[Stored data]
::::

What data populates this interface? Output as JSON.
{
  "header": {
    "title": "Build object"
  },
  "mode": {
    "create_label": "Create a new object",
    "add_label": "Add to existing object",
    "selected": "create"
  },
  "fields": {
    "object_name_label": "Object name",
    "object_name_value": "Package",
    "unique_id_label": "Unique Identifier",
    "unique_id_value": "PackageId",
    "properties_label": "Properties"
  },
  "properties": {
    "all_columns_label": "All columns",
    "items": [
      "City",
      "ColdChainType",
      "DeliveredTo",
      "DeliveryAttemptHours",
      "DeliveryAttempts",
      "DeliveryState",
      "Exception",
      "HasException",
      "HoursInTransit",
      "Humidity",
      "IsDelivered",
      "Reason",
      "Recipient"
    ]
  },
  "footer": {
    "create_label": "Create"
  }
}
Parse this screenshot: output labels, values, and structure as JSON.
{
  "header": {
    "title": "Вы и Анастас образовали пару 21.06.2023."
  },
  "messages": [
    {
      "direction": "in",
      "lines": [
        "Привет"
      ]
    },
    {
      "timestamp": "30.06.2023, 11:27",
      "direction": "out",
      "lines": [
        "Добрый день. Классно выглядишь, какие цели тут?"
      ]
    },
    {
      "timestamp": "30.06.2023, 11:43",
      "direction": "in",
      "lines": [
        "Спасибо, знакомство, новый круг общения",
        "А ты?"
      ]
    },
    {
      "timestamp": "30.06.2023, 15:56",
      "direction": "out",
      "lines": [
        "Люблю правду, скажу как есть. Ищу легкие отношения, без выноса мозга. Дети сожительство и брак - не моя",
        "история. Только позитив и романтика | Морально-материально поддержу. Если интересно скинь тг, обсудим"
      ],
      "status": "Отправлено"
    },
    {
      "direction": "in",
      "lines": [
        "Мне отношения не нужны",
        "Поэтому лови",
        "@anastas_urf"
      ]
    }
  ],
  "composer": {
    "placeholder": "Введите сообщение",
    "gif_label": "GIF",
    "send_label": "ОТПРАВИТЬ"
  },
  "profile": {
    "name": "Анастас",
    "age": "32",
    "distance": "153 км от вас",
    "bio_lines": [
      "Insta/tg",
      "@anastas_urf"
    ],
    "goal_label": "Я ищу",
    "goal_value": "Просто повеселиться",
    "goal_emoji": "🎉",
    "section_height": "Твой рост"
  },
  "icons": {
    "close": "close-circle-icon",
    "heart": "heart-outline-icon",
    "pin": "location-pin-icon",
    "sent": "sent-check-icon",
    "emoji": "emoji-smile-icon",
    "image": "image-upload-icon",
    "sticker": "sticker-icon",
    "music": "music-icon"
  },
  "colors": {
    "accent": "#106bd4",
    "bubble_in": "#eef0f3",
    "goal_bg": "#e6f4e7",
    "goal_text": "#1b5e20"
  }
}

::::

■ Written task
Each line of the listing should be copied exactly.

■ Exercise solution
What data populates this interface? Output as JSON.
{
  "header": {
    "title": "Build object"
  },
  "mode": {
    "create_label": "Create a new object",
    "add_label": "Add to existing object",
    "selected": "create"
  },
  "fields": {
    "object_name_label": "Object name",
    "object_name_value": "Package",
    "unique_id_label": "Unique Identifier",
    "unique_id_value": "PackageId",
    "properties_label": "Properties"
  },
  "properties": {
    "all_columns_label": "All columns",
    "items": [
      "City",
      "ColdChainType",
      "DeliveredTo",
      "DeliveryAttemptHours",
      "DeliveryAttempts",
      "DeliveryState",
      "Exception",
      "HasException",
      "HoursInTransit",
      "Humidity",
      "IsDelivered",
      "Reason",
      "Recipient"
    ]
  },
  "footer": {
    "create_label": "Create"
  }
}
Parse this screenshot: output labels, values, and structure as JSON.
{
  "header": {
    "title": "Вы и Анастас образовали пару 21.06.2023."
  },
  "messages": [
    {
      "direction": "in",
      "lines": [
        "Привет"
      ]
    },
    {
      "timestamp": "30.06.2023, 11:27",
      "direction": "out",
      "lines": [
        "Добрый день. Классно выглядишь, какие цели тут?"
      ]
    },
    {
      "timestamp": "30.06.2023, 11:43",
      "direction": "in",
      "lines": [
        "Спасибо, знакомство, новый круг общения",
        "А ты?"
      ]
    },
    {
      "timestamp": "30.06.2023, 15:56",
      "direction": "out",
      "lines": [
        "Люблю правду, скажу как есть. Ищу легкие отношения, без выноса мозга. Дети сожительство и брак - не моя",
        "история. Только позитив и романтика | Морально-материально поддержу. Если интересно скинь тг, обсудим"
      ],
      "status": "Отправлено"
    },
    {
      "direction": "in",
      "lines": [
        "Мне отношения не нужны",
        "Поэтому лови",
        "@anastas_urf"
      ]
    }
  ],
  "composer": {
    "placeholder": "Введите сообщение",
    "gif_label": "GIF",
    "send_label": "ОТПРАВИТЬ"
  },
  "profile": {
    "name": "Анастас",
    "age": "32",
    "distance": "153 км от вас",
    "bio_lines": [
      "Insta/tg",
      "@anastas_urf"
    ],
    "goal_label": "Я ищу",
    "goal_value": "Просто повеселиться",
    "goal_emoji": "🎉",
    "section_height": "Твой рост"
  },
  "icons": {
    "close": "close-circle-icon",
    "heart": "heart-outline-icon",
    "pin": "location-pin-icon",
    "sent": "sent-check-icon",
    "emoji": "emoji-smile-icon",
    "image": "image-upload-icon",
    "sticker": "sticker-icon",
    "music": "music-icon"
  },
  "colors": {
    "accent": "#106bd4",
    "bubble_in": "#eef0f3",
    "goal_bg": "#e6f4e7",
    "goal_text": "#1b5e20"
  }
}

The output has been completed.